Collected data:
=-=-=
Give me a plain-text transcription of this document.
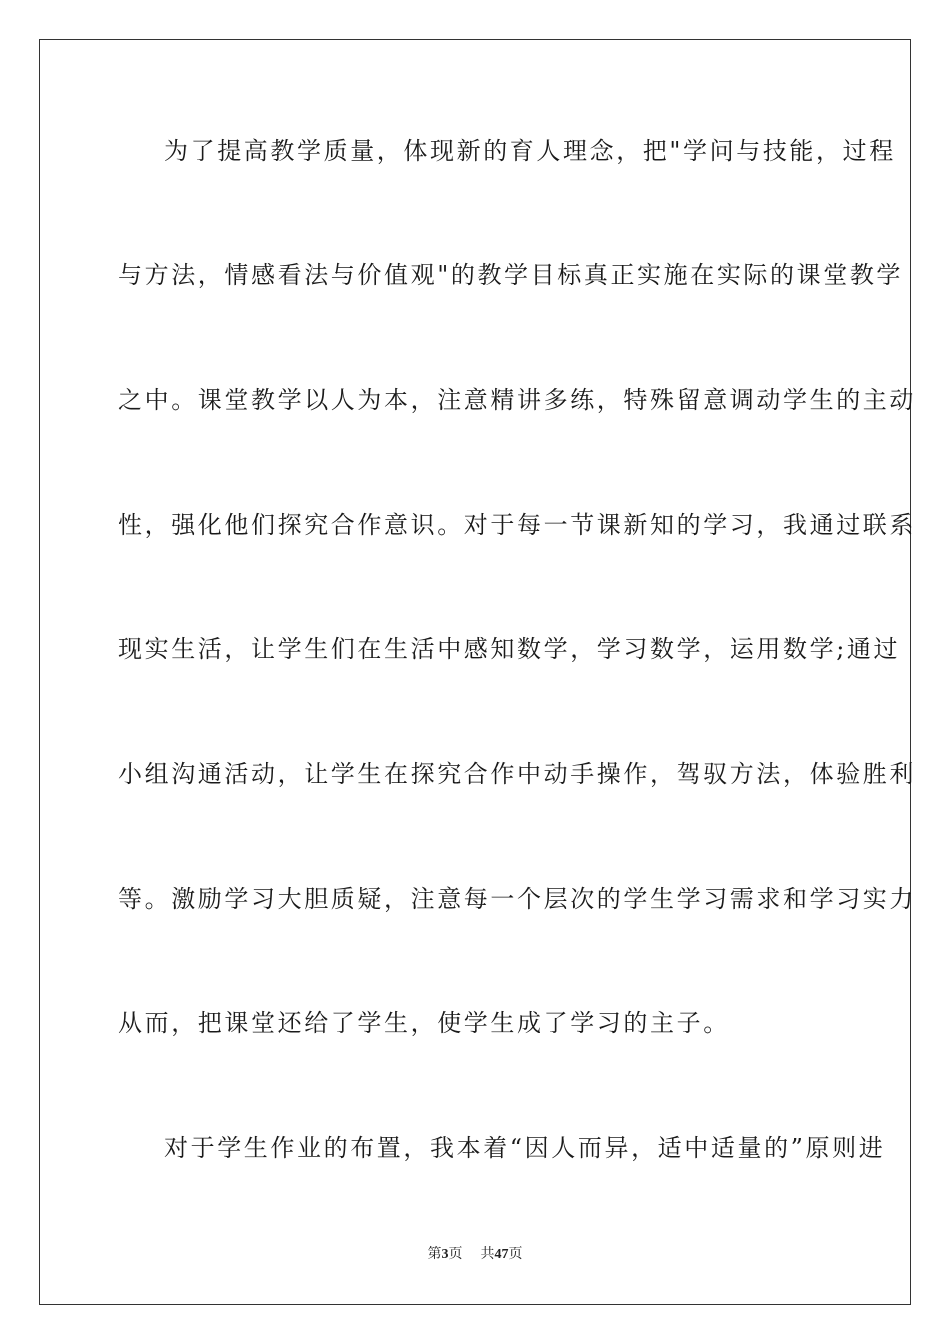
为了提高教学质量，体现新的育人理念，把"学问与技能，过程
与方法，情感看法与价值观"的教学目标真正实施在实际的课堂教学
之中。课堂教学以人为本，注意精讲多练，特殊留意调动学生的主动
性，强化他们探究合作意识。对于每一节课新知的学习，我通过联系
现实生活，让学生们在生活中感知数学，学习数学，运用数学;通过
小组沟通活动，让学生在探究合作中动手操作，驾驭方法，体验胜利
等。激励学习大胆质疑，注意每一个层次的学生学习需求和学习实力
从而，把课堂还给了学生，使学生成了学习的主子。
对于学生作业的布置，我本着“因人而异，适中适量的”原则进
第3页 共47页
=-=-=
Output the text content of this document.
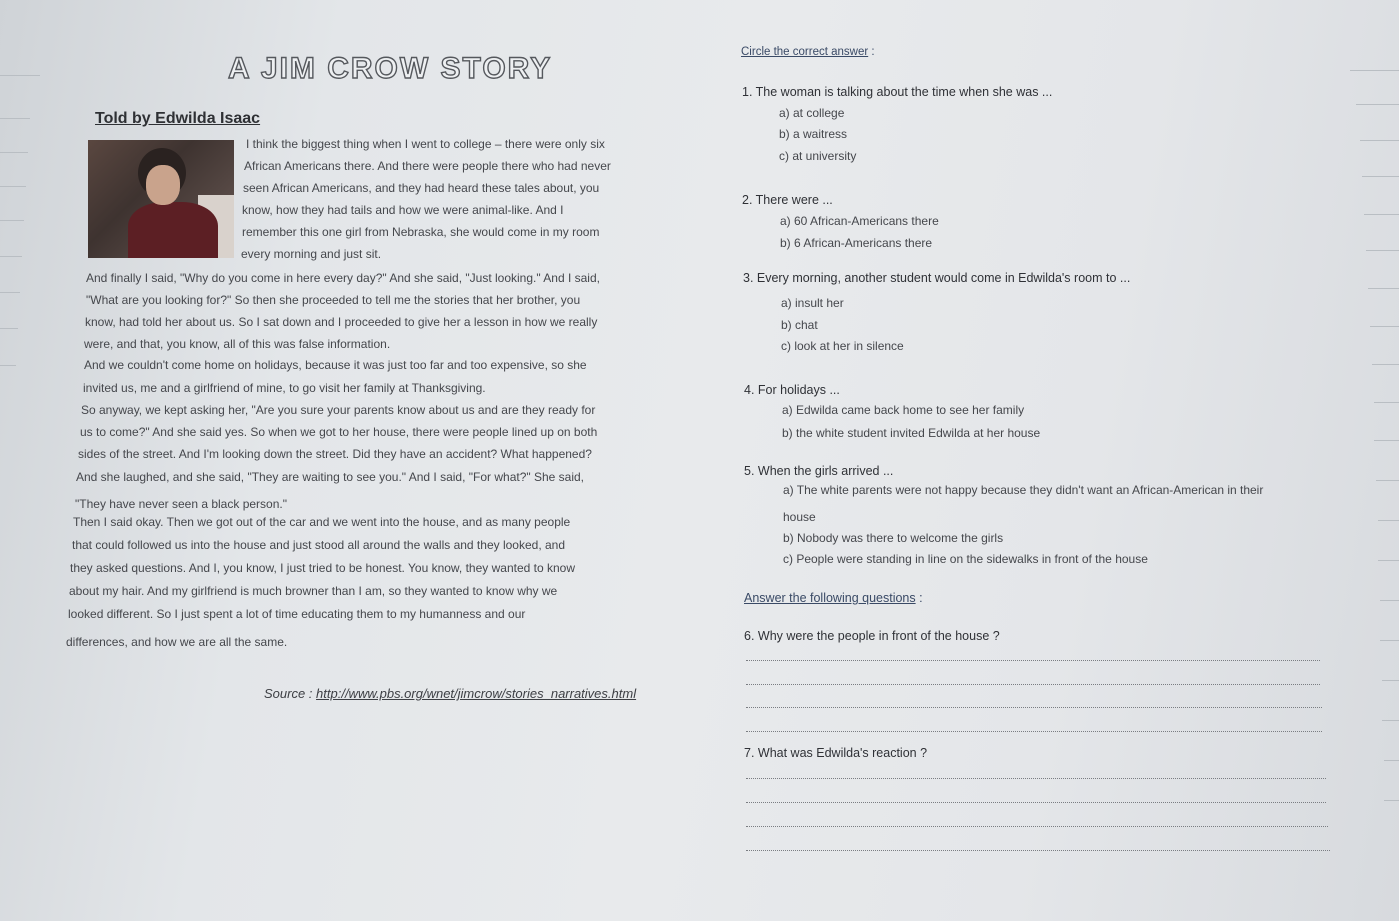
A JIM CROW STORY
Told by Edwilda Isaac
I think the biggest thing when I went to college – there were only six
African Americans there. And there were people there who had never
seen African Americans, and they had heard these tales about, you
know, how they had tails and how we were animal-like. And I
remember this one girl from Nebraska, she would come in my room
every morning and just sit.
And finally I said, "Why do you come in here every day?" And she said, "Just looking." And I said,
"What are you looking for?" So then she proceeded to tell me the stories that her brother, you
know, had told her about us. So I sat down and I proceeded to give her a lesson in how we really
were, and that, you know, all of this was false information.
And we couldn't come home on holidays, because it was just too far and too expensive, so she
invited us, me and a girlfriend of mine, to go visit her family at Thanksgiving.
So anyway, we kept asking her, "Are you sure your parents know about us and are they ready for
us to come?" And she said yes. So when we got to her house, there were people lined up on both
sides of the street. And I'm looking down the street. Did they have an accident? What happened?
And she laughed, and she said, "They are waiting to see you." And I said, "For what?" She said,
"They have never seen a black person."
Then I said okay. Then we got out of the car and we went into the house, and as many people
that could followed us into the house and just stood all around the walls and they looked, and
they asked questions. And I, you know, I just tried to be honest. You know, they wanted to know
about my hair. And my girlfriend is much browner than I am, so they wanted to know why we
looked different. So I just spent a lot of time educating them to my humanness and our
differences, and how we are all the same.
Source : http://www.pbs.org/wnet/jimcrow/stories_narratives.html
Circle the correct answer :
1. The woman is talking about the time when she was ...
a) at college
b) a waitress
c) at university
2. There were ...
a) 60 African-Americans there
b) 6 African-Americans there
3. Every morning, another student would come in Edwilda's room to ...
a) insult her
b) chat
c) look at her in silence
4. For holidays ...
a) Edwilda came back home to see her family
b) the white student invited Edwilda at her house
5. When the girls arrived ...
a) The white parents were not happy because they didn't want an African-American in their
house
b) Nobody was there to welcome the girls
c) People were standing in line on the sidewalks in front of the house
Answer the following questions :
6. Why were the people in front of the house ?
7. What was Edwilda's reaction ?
=-=-=
Exercise description >> Gather every line from the listing above in which the word "document" appears.

Output for this exercise >>
Give me a plain-text transcription of this document.
Output the text content of this document.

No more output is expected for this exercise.